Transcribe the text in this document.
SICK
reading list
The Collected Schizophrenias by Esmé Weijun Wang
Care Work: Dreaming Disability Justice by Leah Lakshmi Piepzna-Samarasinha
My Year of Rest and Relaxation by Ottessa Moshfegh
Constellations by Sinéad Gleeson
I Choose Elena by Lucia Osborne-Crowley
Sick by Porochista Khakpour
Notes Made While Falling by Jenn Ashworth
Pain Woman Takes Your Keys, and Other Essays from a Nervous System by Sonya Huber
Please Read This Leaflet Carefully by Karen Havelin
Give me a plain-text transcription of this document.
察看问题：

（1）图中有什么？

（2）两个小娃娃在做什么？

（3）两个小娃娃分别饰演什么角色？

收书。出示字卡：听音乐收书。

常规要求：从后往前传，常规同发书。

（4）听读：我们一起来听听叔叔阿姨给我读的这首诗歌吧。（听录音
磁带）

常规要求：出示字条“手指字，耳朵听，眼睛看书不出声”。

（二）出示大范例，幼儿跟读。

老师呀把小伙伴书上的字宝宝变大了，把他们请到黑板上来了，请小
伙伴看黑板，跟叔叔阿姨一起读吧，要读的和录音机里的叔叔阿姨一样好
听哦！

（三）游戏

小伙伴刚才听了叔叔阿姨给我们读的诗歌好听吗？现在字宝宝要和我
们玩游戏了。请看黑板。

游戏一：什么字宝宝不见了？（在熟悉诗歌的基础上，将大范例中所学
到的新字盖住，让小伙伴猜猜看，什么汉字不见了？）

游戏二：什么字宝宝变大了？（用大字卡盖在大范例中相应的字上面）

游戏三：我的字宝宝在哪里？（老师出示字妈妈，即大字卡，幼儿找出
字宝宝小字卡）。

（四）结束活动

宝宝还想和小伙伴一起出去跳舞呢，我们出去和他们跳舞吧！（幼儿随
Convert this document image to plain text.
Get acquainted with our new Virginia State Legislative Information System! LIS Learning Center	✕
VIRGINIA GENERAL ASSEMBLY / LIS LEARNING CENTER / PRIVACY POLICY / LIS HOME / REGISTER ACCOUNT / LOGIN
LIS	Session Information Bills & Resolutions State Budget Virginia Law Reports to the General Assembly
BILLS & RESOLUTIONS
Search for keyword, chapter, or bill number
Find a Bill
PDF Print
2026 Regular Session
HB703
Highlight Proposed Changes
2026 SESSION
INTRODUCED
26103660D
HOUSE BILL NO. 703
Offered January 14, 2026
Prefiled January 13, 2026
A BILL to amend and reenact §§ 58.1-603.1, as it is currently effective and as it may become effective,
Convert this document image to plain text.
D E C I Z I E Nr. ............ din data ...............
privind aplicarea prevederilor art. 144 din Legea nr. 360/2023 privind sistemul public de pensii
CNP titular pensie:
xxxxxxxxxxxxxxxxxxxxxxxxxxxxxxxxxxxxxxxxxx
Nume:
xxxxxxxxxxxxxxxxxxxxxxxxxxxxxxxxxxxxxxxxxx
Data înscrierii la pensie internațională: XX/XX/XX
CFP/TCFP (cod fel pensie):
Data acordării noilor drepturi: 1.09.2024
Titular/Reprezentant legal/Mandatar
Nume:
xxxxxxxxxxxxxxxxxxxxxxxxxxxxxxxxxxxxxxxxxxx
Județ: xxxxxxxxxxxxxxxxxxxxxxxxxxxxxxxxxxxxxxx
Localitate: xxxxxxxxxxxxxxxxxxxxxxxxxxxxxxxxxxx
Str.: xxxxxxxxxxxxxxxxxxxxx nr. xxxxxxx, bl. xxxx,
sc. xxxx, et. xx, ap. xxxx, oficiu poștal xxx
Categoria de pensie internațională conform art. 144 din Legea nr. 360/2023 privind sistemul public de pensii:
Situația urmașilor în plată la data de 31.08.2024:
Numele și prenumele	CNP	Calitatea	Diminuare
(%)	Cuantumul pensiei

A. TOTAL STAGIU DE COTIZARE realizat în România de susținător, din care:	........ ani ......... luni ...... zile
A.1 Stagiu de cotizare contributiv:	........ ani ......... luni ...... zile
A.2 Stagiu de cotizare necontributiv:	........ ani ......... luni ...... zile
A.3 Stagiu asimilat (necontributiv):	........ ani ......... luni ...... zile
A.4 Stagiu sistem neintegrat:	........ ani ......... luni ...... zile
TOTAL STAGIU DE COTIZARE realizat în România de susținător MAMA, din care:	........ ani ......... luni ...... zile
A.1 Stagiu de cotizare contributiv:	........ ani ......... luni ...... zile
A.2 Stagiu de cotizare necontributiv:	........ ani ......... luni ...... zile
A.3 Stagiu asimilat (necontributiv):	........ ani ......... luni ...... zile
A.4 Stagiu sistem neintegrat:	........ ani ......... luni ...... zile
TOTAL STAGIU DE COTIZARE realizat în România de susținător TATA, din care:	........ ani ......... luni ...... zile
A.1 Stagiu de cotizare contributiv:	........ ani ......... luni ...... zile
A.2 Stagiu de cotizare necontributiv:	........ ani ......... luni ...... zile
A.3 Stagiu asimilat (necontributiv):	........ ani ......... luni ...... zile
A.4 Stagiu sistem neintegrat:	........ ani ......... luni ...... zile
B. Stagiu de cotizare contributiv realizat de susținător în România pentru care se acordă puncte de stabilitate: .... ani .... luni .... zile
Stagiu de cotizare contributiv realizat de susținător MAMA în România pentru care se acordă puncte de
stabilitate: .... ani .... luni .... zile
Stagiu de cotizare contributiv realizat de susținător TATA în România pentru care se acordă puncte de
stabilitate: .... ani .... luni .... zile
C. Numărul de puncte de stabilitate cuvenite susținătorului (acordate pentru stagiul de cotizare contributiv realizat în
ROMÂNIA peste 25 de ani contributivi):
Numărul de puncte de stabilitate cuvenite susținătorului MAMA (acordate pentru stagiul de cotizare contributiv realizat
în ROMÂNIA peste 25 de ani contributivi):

····················

* PROBLEM
Show all lines from the records above where the word "TATA" occurs.

* SOLVED EXERCISE
TOTAL STAGIU DE COTIZARE realizat în România de susținător TATA, din care:	........ ani ......... luni ...... zile
Stagiu de cotizare contributiv realizat de susținător TATA în România pentru care se acordă puncte de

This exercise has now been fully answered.